Exercise brief.
Search the records below for the word "across". Pull out each line that has it.

══ Records for processing

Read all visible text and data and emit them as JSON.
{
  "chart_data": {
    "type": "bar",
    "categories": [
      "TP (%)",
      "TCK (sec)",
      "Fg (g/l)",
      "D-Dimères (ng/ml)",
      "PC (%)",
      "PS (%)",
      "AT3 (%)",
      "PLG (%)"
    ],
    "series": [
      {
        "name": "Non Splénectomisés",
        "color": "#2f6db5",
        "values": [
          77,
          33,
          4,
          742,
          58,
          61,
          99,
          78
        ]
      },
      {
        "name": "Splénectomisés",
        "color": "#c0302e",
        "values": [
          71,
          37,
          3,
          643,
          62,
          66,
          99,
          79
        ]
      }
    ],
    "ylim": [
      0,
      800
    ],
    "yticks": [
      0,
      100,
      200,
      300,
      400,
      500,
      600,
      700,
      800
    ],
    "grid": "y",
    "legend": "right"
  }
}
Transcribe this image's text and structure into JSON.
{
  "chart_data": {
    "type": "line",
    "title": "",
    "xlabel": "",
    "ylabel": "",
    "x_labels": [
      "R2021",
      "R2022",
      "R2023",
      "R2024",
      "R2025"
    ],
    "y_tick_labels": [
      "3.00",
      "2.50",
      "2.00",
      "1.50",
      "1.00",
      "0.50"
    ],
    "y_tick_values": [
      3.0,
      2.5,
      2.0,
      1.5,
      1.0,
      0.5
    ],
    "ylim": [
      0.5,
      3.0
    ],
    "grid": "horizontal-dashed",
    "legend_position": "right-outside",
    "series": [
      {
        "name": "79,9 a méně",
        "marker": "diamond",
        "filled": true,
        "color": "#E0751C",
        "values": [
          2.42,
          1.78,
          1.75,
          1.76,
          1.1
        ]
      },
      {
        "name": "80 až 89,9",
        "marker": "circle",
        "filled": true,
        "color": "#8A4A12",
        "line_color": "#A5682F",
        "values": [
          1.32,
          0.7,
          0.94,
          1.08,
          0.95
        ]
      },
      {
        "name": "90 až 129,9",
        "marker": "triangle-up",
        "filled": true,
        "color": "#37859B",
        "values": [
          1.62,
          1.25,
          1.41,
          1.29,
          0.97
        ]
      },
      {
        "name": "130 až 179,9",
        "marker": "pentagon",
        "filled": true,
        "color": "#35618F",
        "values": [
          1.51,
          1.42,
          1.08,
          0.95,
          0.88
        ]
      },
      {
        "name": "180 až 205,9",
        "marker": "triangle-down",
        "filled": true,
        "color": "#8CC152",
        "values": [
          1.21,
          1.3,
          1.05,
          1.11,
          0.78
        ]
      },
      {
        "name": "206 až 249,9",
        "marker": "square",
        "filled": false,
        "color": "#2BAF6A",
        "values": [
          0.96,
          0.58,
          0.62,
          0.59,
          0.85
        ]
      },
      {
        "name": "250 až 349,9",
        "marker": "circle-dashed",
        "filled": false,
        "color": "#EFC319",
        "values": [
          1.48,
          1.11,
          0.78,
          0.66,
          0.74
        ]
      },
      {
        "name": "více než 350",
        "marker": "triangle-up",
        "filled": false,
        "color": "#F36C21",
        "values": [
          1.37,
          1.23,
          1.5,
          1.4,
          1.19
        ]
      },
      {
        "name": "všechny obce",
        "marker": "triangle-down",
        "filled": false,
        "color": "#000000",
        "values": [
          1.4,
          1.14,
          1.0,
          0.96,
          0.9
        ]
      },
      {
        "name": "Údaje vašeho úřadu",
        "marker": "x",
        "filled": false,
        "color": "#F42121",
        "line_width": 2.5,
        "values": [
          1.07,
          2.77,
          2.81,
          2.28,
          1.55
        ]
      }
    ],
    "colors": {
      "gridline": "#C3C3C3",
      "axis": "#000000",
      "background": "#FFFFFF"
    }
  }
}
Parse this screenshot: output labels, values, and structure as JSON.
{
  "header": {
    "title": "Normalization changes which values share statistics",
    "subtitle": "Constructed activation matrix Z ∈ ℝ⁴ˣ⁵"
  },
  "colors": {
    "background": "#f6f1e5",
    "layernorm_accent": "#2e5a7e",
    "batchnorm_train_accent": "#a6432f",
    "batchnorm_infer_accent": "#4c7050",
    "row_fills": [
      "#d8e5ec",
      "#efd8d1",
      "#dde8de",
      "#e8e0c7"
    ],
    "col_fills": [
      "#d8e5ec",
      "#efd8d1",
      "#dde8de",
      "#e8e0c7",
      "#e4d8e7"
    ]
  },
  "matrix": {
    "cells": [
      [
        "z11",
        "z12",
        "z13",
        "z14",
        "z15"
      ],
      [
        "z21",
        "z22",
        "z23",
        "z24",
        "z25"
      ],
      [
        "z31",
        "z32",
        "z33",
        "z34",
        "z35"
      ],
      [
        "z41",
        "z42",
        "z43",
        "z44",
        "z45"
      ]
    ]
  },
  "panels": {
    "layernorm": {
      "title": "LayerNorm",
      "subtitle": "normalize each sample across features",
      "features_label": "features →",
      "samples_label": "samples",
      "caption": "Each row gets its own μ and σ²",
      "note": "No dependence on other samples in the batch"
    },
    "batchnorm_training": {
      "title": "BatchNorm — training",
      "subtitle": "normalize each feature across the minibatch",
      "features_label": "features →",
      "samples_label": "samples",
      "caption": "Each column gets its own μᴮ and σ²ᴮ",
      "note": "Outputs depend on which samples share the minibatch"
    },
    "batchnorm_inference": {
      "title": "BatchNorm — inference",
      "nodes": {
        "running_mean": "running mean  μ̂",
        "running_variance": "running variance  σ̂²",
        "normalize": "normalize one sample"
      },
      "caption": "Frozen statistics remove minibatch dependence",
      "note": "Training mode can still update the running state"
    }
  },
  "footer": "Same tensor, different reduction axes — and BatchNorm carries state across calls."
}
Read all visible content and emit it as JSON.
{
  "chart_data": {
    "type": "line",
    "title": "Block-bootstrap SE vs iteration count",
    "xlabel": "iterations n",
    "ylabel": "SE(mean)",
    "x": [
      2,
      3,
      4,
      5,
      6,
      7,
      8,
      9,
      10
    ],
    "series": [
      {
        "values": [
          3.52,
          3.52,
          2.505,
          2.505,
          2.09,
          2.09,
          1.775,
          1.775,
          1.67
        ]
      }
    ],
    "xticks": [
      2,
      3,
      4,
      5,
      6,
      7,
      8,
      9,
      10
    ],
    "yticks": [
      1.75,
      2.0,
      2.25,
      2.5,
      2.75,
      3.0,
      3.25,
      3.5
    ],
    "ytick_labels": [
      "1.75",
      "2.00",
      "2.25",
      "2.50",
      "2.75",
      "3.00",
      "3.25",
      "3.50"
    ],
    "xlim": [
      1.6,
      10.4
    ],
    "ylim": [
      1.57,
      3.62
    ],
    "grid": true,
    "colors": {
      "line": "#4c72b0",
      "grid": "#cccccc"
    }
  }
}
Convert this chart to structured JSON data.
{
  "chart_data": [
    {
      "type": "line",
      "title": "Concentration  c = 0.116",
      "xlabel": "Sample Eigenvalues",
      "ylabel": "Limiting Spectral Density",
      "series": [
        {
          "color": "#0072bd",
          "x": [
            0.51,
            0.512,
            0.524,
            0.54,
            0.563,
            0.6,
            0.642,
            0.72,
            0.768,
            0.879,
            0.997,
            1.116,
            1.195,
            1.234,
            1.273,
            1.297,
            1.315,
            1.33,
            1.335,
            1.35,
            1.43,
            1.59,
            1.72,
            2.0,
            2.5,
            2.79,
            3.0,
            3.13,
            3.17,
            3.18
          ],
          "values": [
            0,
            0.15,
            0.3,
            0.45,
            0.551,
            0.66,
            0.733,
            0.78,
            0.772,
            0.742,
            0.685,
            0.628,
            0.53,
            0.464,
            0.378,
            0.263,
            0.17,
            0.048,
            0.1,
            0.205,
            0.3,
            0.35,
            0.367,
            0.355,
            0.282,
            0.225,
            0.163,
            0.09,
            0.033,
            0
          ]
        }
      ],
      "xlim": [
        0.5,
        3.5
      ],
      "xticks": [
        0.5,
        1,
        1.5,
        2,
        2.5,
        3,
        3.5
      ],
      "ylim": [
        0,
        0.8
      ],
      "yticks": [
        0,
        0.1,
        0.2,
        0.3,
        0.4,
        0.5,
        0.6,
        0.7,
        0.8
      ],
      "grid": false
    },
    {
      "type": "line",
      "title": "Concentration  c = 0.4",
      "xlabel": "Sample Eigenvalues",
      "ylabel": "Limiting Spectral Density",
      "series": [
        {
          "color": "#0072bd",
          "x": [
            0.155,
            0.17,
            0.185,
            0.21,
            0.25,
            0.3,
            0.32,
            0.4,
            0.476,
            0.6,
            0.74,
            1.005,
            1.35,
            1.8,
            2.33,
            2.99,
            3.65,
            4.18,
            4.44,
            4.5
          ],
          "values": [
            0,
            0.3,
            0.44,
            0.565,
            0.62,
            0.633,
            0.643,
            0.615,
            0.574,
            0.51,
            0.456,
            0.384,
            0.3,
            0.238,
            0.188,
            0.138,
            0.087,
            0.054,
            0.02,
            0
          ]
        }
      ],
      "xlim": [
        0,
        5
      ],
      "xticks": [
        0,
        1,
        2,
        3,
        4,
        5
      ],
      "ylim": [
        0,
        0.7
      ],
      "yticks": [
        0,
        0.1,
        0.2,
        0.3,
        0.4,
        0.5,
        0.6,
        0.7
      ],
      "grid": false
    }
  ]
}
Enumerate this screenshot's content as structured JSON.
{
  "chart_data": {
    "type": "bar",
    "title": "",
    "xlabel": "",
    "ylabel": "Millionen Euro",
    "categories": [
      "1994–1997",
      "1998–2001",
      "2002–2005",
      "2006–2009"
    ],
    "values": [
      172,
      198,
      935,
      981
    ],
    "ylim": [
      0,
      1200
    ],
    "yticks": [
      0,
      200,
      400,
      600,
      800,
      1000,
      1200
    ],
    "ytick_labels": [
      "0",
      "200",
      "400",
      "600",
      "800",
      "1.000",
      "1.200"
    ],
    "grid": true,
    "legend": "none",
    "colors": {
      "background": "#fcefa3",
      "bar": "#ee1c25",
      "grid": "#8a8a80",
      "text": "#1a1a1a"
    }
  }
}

════

Result of this exercise.
      "subtitle": "normalize each sample across features",
      "subtitle": "normalize each feature across the minibatch",
  "footer": "Same tensor, different reduction axes — and BatchNorm carries state across calls."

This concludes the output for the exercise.